Retype each line exactly. Skip images.

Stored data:

========================

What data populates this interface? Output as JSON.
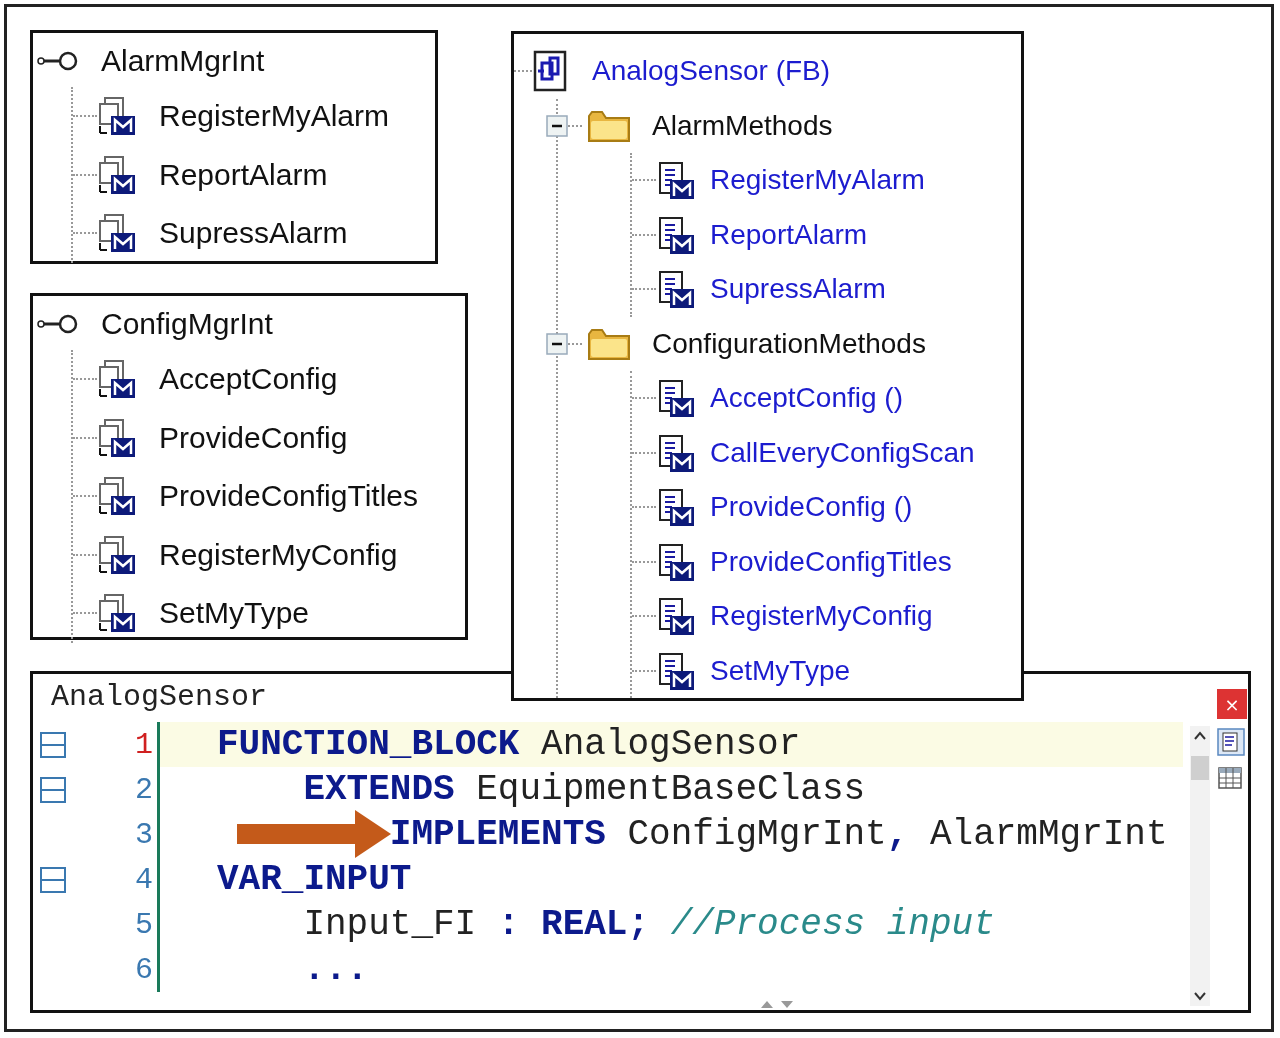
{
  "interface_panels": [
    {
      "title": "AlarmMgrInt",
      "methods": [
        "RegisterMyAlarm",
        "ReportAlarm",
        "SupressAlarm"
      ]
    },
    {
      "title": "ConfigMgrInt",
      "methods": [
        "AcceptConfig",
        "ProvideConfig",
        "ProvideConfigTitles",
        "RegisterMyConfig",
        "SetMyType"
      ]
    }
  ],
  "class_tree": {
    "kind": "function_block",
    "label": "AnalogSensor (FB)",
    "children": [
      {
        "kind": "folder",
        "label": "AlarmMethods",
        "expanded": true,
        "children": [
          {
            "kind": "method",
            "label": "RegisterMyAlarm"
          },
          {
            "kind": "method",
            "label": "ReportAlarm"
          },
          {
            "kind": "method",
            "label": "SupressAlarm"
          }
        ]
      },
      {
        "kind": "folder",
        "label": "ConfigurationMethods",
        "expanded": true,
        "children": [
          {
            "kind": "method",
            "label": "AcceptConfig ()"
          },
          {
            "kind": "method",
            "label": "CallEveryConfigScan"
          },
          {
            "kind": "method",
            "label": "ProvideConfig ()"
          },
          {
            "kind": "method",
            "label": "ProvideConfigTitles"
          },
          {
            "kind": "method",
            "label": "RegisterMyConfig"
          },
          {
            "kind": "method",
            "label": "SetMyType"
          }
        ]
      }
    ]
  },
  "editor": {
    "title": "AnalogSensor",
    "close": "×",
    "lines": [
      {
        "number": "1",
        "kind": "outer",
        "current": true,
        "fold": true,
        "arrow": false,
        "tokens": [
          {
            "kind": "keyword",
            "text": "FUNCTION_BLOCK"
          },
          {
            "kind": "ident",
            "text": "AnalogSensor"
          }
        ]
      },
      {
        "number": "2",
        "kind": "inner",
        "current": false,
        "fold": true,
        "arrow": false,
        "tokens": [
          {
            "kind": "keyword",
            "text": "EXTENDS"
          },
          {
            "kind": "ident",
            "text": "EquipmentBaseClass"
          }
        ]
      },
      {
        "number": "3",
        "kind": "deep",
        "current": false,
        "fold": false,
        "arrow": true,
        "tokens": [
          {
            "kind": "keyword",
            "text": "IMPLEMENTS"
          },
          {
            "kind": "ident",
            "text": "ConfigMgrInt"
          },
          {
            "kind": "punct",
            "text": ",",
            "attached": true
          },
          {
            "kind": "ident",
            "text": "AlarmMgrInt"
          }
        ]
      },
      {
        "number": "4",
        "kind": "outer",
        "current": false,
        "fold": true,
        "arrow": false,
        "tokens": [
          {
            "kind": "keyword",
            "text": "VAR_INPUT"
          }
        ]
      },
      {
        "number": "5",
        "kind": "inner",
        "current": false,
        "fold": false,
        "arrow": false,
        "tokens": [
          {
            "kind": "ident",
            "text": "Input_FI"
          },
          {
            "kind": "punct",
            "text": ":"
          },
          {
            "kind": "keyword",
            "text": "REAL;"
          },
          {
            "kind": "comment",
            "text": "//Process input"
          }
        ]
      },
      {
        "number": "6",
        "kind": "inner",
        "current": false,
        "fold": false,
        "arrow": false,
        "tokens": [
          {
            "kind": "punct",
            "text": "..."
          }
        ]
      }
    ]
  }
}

========================

**Answer below:**
What data populates this interface? Output as JSON.
{
  "interface_panels": [
    {
      "title": "AlarmMgrInt",
      "methods": [
        "RegisterMyAlarm",
        "ReportAlarm",
        "SupressAlarm"
      ]
    },
    {
      "title": "ConfigMgrInt",
      "methods": [
        "AcceptConfig",
        "ProvideConfig",
        "ProvideConfigTitles",
        "RegisterMyConfig",
        "SetMyType"
      ]
    }
  ],
  "class_tree": {
    "kind": "function_block",
    "label": "AnalogSensor (FB)",
    "children": [
      {
        "kind": "folder",
        "label": "AlarmMethods",
        "expanded": true,
        "children": [
          {
            "kind": "method",
            "label": "RegisterMyAlarm"
          },
          {
            "kind": "method",
            "label": "ReportAlarm"
          },
          {
            "kind": "method",
            "label": "SupressAlarm"
          }
        ]
      },
      {
        "kind": "folder",
        "label": "ConfigurationMethods",
        "expanded": true,
        "children": [
          {
            "kind": "method",
            "label": "AcceptConfig ()"
          },
          {
            "kind": "method",
            "label": "CallEveryConfigScan"
          },
          {
            "kind": "method",
            "label": "ProvideConfig ()"
          },
          {
            "kind": "method",
            "label": "ProvideConfigTitles"
          },
          {
            "kind": "method",
            "label": "RegisterMyConfig"
          },
          {
            "kind": "method",
            "label": "SetMyType"
          }
        ]
      }
    ]
  },
  "editor": {
    "title": "AnalogSensor",
    "close": "×",
    "lines": [
      {
        "number": "1",
        "kind": "outer",
        "current": true,
        "fold": true,
        "arrow": false,
        "tokens": [
          {
            "kind": "keyword",
            "text": "FUNCTION_BLOCK"
          },
          {
            "kind": "ident",
            "text": "AnalogSensor"
          }
        ]
      },
      {
        "number": "2",
        "kind": "inner",
        "current": false,
        "fold": true,
        "arrow": false,
        "tokens": [
          {
            "kind": "keyword",
            "text": "EXTENDS"
          },
          {
            "kind": "ident",
            "text": "EquipmentBaseClass"
          }
        ]
      },
      {
        "number": "3",
        "kind": "deep",
        "current": false,
        "fold": false,
        "arrow": true,
        "tokens": [
          {
            "kind": "keyword",
            "text": "IMPLEMENTS"
          },
          {
            "kind": "ident",
            "text": "ConfigMgrInt"
          },
          {
            "kind": "punct",
            "text": ",",
            "attached": true
          },
          {
            "kind": "ident",
            "text": "AlarmMgrInt"
          }
        ]
      },
      {
        "number": "4",
        "kind": "outer",
        "current": false,
        "fold": true,
        "arrow": false,
        "tokens": [
          {
            "kind": "keyword",
            "text": "VAR_INPUT"
          }
        ]
      },
      {
        "number": "5",
        "kind": "inner",
        "current": false,
        "fold": false,
        "arrow": false,
        "tokens": [
          {
            "kind": "ident",
            "text": "Input_FI"
          },
          {
            "kind": "punct",
            "text": ":"
          },
          {
            "kind": "keyword",
            "text": "REAL;"
          },
          {
            "kind": "comment",
            "text": "//Process input"
          }
        ]
      },
      {
        "number": "6",
        "kind": "inner",
        "current": false,
        "fold": false,
        "arrow": false,
        "tokens": [
          {
            "kind": "punct",
            "text": "..."
          }
        ]
      }
    ]
  }
}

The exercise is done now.